__Instructions for the task__.
Skip the pictures. Repeat everything else in the records word for word.

>> START Listed records

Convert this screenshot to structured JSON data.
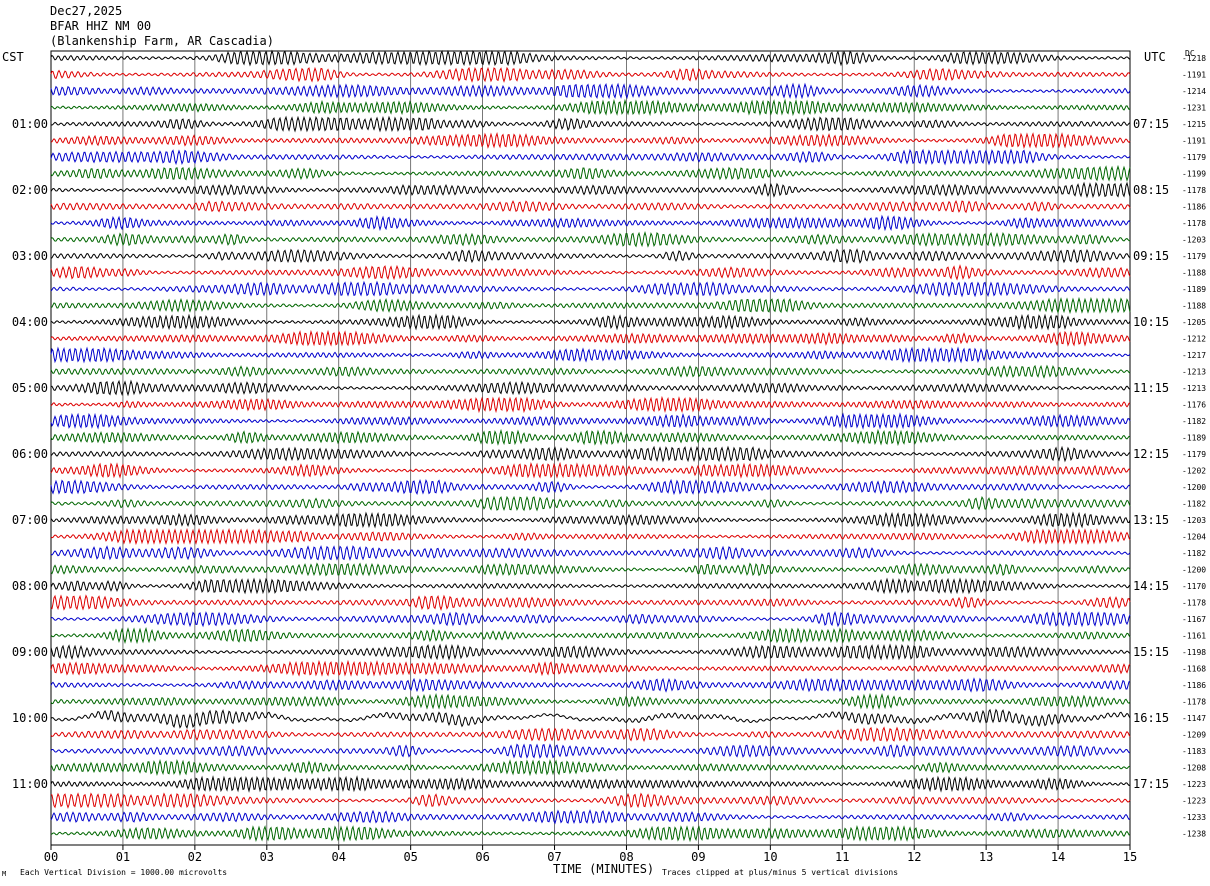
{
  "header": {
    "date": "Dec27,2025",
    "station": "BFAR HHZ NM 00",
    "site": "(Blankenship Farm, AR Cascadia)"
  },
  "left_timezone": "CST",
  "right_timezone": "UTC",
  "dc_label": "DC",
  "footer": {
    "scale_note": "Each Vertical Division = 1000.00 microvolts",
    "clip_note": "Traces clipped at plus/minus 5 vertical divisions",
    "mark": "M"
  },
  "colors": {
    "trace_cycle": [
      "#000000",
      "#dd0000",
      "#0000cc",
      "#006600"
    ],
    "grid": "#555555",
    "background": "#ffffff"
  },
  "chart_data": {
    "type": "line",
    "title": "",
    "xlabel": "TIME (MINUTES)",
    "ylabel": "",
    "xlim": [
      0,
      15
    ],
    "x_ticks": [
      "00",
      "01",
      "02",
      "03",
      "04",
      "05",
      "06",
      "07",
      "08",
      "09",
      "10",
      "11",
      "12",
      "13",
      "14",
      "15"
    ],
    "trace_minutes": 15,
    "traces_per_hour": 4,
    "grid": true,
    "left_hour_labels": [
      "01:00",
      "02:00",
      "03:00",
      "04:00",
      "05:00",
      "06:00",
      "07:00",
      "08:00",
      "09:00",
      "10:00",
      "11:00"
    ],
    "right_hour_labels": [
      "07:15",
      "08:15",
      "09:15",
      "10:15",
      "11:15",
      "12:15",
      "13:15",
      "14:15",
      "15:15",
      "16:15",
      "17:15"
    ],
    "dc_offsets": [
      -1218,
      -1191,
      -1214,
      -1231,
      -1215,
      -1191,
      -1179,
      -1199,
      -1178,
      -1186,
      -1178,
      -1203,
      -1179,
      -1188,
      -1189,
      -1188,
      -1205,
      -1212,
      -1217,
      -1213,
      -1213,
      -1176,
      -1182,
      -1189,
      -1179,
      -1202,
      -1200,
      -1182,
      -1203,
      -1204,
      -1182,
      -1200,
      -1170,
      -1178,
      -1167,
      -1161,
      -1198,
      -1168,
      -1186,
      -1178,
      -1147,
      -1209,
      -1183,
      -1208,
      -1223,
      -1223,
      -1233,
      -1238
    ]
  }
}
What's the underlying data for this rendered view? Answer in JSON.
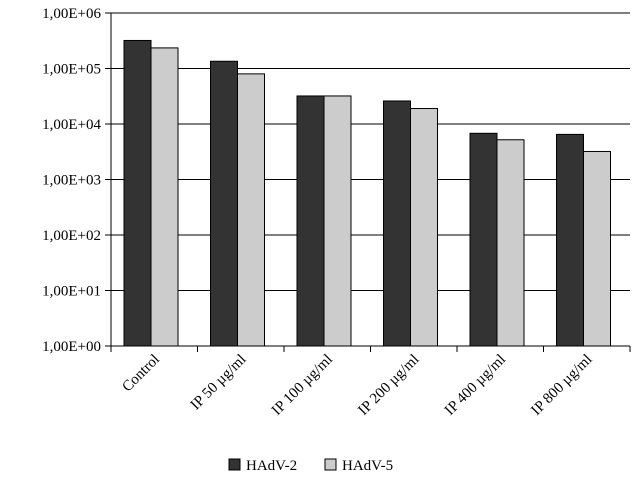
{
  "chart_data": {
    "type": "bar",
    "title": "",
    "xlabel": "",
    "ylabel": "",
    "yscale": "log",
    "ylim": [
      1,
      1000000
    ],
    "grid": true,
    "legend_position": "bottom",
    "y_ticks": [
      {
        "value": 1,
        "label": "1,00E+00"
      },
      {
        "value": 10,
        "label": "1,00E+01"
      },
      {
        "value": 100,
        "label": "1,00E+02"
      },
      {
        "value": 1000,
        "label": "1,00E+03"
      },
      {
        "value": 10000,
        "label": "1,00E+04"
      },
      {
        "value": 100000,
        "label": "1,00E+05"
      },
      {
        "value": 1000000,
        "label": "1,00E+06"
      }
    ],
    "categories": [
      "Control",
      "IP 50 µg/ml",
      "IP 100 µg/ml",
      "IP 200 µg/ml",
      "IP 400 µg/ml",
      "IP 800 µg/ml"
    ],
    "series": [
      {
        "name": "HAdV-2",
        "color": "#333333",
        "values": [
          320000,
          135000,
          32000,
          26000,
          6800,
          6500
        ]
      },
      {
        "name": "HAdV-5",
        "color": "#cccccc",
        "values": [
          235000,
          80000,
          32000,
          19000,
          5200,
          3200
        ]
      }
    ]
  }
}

>> END Listed records

__Response to this task__.
Convert this screenshot to structured JSON data.
{
  "header": {
    "date": "Dec27,2025",
    "station": "BFAR HHZ NM 00",
    "site": "(Blankenship Farm, AR Cascadia)"
  },
  "left_timezone": "CST",
  "right_timezone": "UTC",
  "dc_label": "DC",
  "footer": {
    "scale_note": "Each Vertical Division = 1000.00 microvolts",
    "clip_note": "Traces clipped at plus/minus 5 vertical divisions",
    "mark": "M"
  },
  "colors": {
    "trace_cycle": [
      "#000000",
      "#dd0000",
      "#0000cc",
      "#006600"
    ],
    "grid": "#555555",
    "background": "#ffffff"
  },
  "chart_data": {
    "type": "line",
    "title": "",
    "xlabel": "TIME (MINUTES)",
    "ylabel": "",
    "xlim": [
      0,
      15
    ],
    "x_ticks": [
      "00",
      "01",
      "02",
      "03",
      "04",
      "05",
      "06",
      "07",
      "08",
      "09",
      "10",
      "11",
      "12",
      "13",
      "14",
      "15"
    ],
    "trace_minutes": 15,
    "traces_per_hour": 4,
    "grid": true,
    "left_hour_labels": [
      "01:00",
      "02:00",
      "03:00",
      "04:00",
      "05:00",
      "06:00",
      "07:00",
      "08:00",
      "09:00",
      "10:00",
      "11:00"
    ],
    "right_hour_labels": [
      "07:15",
      "08:15",
      "09:15",
      "10:15",
      "11:15",
      "12:15",
      "13:15",
      "14:15",
      "15:15",
      "16:15",
      "17:15"
    ],
    "dc_offsets": [
      -1218,
      -1191,
      -1214,
      -1231,
      -1215,
      -1191,
      -1179,
      -1199,
      -1178,
      -1186,
      -1178,
      -1203,
      -1179,
      -1188,
      -1189,
      -1188,
      -1205,
      -1212,
      -1217,
      -1213,
      -1213,
      -1176,
      -1182,
      -1189,
      -1179,
      -1202,
      -1200,
      -1182,
      -1203,
      -1204,
      -1182,
      -1200,
      -1170,
      -1178,
      -1167,
      -1161,
      -1198,
      -1168,
      -1186,
      -1178,
      -1147,
      -1209,
      -1183,
      -1208,
      -1223,
      -1223,
      -1233,
      -1238
    ]
  }
}
What's the underlying data for this rendered view? Answer in JSON.
{
  "chart_data": {
    "type": "bar",
    "title": "",
    "xlabel": "",
    "ylabel": "",
    "yscale": "log",
    "ylim": [
      1,
      1000000
    ],
    "grid": true,
    "legend_position": "bottom",
    "y_ticks": [
      {
        "value": 1,
        "label": "1,00E+00"
      },
      {
        "value": 10,
        "label": "1,00E+01"
      },
      {
        "value": 100,
        "label": "1,00E+02"
      },
      {
        "value": 1000,
        "label": "1,00E+03"
      },
      {
        "value": 10000,
        "label": "1,00E+04"
      },
      {
        "value": 100000,
        "label": "1,00E+05"
      },
      {
        "value": 1000000,
        "label": "1,00E+06"
      }
    ],
    "categories": [
      "Control",
      "IP 50 µg/ml",
      "IP 100 µg/ml",
      "IP 200 µg/ml",
      "IP 400 µg/ml",
      "IP 800 µg/ml"
    ],
    "series": [
      {
        "name": "HAdV-2",
        "color": "#333333",
        "values": [
          320000,
          135000,
          32000,
          26000,
          6800,
          6500
        ]
      },
      {
        "name": "HAdV-5",
        "color": "#cccccc",
        "values": [
          235000,
          80000,
          32000,
          19000,
          5200,
          3200
        ]
      }
    ]
  }
}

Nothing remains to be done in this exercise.